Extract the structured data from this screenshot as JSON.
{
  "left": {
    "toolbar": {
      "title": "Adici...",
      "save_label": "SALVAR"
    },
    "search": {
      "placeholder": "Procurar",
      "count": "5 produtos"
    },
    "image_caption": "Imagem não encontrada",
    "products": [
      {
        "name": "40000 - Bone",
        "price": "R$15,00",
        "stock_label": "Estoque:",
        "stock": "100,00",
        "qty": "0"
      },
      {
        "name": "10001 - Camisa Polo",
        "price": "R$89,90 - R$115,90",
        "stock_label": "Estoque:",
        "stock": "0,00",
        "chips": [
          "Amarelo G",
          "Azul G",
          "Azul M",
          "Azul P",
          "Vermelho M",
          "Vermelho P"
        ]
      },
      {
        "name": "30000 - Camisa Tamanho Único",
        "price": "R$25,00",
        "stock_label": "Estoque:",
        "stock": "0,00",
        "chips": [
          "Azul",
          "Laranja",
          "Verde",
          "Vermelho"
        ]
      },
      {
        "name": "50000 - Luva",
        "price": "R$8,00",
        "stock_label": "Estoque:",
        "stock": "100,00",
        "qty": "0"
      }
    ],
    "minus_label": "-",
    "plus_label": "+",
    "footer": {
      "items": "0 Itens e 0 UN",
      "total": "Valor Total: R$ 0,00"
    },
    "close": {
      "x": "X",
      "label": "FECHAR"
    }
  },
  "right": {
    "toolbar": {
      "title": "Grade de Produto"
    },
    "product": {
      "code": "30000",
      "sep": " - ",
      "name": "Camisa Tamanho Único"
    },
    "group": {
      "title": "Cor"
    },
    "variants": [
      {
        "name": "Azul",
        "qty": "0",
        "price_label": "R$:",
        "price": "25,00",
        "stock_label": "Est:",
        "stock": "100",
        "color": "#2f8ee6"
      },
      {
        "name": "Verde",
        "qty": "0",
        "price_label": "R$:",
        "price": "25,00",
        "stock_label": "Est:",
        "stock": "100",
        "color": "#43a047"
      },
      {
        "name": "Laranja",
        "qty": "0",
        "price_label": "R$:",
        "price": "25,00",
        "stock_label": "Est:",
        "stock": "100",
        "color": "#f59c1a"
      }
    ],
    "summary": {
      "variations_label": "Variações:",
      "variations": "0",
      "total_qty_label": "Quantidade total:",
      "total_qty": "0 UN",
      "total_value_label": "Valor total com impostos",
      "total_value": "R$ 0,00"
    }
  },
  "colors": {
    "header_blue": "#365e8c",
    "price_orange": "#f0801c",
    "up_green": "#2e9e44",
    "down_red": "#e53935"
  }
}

_What you need to do_
Take the material above and return all of it exactly.

_In response_
Extract the structured data from this screenshot as JSON.
{
  "left": {
    "toolbar": {
      "title": "Adici...",
      "save_label": "SALVAR"
    },
    "search": {
      "placeholder": "Procurar",
      "count": "5 produtos"
    },
    "image_caption": "Imagem não encontrada",
    "products": [
      {
        "name": "40000 - Bone",
        "price": "R$15,00",
        "stock_label": "Estoque:",
        "stock": "100,00",
        "qty": "0"
      },
      {
        "name": "10001 - Camisa Polo",
        "price": "R$89,90 - R$115,90",
        "stock_label": "Estoque:",
        "stock": "0,00",
        "chips": [
          "Amarelo G",
          "Azul G",
          "Azul M",
          "Azul P",
          "Vermelho M",
          "Vermelho P"
        ]
      },
      {
        "name": "30000 - Camisa Tamanho Único",
        "price": "R$25,00",
        "stock_label": "Estoque:",
        "stock": "0,00",
        "chips": [
          "Azul",
          "Laranja",
          "Verde",
          "Vermelho"
        ]
      },
      {
        "name": "50000 - Luva",
        "price": "R$8,00",
        "stock_label": "Estoque:",
        "stock": "100,00",
        "qty": "0"
      }
    ],
    "minus_label": "-",
    "plus_label": "+",
    "footer": {
      "items": "0 Itens e 0 UN",
      "total": "Valor Total: R$ 0,00"
    },
    "close": {
      "x": "X",
      "label": "FECHAR"
    }
  },
  "right": {
    "toolbar": {
      "title": "Grade de Produto"
    },
    "product": {
      "code": "30000",
      "sep": " - ",
      "name": "Camisa Tamanho Único"
    },
    "group": {
      "title": "Cor"
    },
    "variants": [
      {
        "name": "Azul",
        "qty": "0",
        "price_label": "R$:",
        "price": "25,00",
        "stock_label": "Est:",
        "stock": "100",
        "color": "#2f8ee6"
      },
      {
        "name": "Verde",
        "qty": "0",
        "price_label": "R$:",
        "price": "25,00",
        "stock_label": "Est:",
        "stock": "100",
        "color": "#43a047"
      },
      {
        "name": "Laranja",
        "qty": "0",
        "price_label": "R$:",
        "price": "25,00",
        "stock_label": "Est:",
        "stock": "100",
        "color": "#f59c1a"
      }
    ],
    "summary": {
      "variations_label": "Variações:",
      "variations": "0",
      "total_qty_label": "Quantidade total:",
      "total_qty": "0 UN",
      "total_value_label": "Valor total com impostos",
      "total_value": "R$ 0,00"
    }
  },
  "colors": {
    "header_blue": "#365e8c",
    "price_orange": "#f0801c",
    "up_green": "#2e9e44",
    "down_red": "#e53935"
  }
}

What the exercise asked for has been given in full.